** Start Entries provided **

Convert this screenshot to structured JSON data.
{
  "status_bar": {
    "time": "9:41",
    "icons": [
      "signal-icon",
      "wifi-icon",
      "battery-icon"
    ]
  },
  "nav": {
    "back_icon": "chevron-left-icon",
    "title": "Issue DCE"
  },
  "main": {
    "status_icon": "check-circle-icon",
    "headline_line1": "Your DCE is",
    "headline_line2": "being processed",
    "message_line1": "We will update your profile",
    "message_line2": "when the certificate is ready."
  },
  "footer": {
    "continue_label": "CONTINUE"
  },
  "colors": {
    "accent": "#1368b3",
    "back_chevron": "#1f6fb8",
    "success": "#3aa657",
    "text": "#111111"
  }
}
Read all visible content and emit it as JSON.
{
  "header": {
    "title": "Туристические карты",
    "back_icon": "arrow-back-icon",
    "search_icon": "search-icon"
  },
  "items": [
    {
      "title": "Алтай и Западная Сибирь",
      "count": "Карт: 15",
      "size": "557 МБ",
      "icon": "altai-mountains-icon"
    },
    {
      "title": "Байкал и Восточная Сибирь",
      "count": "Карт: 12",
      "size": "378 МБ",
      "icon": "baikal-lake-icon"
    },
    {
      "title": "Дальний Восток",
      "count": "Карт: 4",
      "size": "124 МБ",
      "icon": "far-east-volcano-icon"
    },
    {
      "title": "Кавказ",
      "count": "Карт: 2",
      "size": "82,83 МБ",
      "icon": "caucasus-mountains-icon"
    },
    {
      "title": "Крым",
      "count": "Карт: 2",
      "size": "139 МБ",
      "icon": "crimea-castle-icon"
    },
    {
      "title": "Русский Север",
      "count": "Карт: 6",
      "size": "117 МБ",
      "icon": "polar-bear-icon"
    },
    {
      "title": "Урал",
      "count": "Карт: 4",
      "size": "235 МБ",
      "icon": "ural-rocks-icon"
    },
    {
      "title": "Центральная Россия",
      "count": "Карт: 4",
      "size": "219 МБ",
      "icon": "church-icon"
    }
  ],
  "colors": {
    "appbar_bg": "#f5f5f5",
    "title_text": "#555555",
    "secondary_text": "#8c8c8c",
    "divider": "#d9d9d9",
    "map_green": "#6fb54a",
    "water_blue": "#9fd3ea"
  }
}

** End Entries provided **
** Start Entries provided **

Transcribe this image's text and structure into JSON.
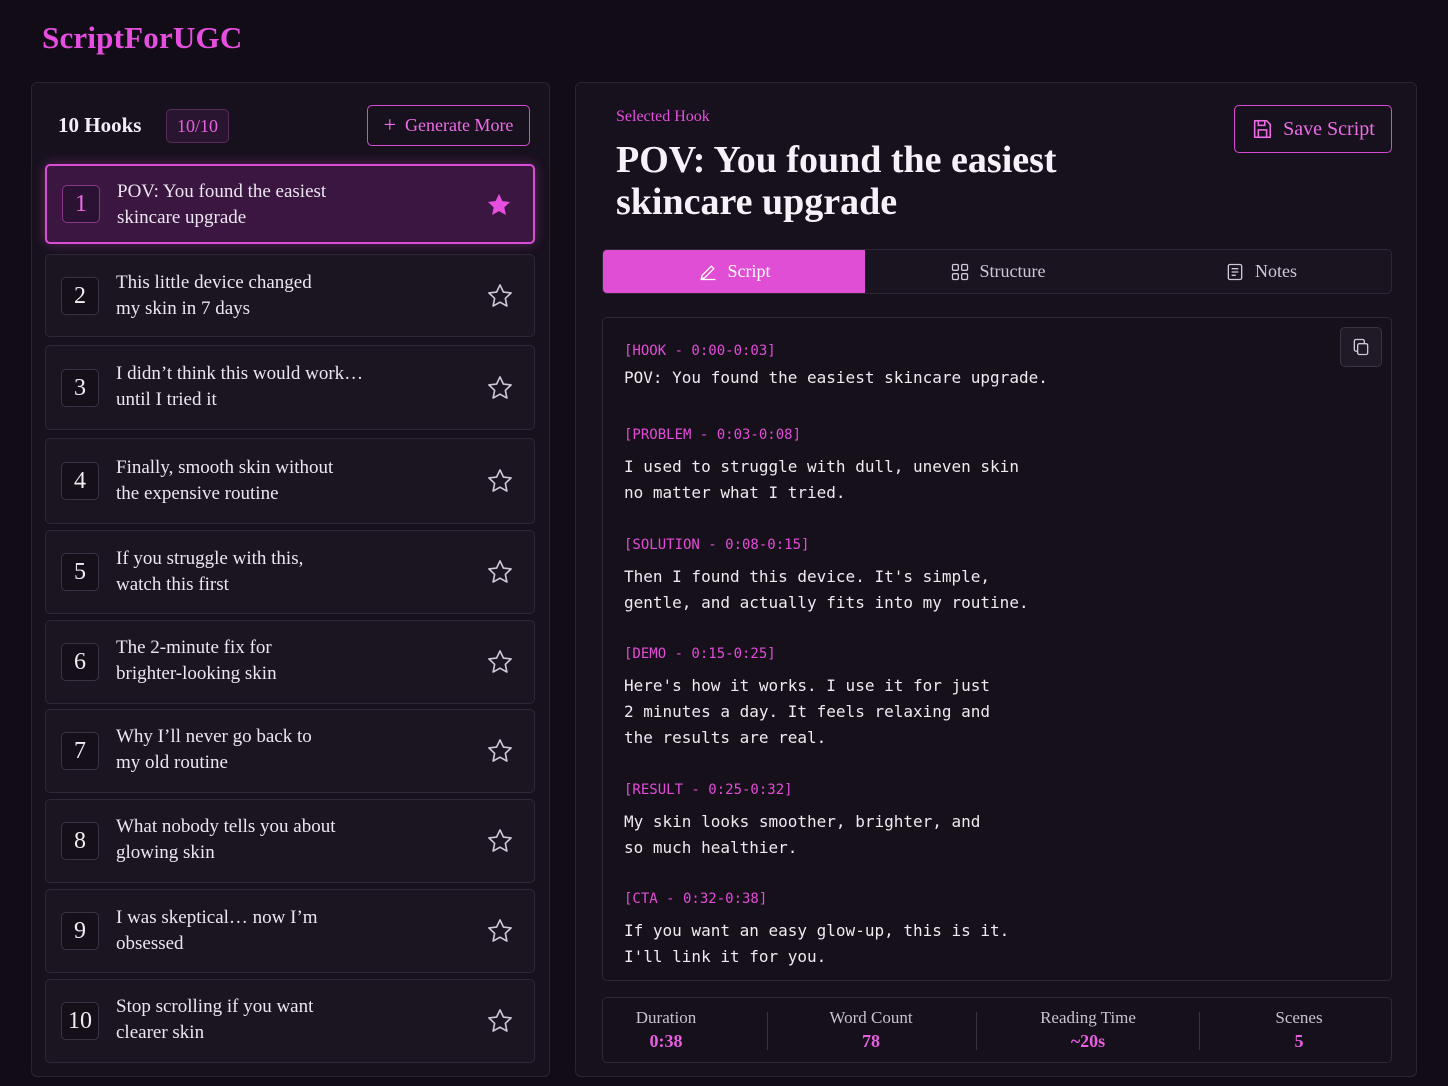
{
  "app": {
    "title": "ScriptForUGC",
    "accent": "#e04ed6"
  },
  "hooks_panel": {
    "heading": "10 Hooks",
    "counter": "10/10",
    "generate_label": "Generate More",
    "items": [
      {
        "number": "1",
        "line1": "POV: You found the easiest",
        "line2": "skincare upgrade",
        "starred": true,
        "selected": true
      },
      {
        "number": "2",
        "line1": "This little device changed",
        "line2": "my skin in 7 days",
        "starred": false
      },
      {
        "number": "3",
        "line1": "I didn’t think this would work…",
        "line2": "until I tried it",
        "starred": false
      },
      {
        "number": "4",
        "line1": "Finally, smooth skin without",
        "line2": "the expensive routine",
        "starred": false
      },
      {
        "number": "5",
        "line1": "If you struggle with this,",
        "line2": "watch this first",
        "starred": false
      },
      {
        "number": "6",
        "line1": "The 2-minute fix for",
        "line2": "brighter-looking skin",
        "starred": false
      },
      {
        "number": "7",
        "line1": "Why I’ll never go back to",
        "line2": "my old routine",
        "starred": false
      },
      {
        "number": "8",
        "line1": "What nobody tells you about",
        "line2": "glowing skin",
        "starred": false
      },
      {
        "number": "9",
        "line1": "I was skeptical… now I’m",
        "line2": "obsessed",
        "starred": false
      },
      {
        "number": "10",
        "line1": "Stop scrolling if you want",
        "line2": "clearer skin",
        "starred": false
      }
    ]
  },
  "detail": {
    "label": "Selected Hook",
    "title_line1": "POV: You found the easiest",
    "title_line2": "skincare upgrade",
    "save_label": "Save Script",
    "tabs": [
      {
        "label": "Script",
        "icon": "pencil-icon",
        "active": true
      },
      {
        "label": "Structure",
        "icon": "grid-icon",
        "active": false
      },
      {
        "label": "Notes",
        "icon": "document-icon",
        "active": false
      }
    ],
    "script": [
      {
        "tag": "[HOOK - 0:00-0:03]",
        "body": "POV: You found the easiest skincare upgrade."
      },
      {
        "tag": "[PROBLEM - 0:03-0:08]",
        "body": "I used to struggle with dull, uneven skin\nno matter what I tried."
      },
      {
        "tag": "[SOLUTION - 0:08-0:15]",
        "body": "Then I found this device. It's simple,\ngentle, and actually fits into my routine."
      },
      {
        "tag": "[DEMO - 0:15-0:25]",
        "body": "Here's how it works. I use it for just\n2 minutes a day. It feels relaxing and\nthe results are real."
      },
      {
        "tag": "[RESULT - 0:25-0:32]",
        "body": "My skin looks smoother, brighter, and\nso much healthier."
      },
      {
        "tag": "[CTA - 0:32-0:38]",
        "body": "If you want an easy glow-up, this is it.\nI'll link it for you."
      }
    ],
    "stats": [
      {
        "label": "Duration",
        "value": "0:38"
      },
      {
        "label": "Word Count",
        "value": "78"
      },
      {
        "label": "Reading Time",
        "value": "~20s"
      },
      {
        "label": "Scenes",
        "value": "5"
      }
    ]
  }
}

** End Entries provided **

▸ **Given instruction**
Return all lines containing "Сибирь".

▸ **Solution for this task**
      "title": "Алтай и Западная Сибирь",
      "title": "Байкал и Восточная Сибирь",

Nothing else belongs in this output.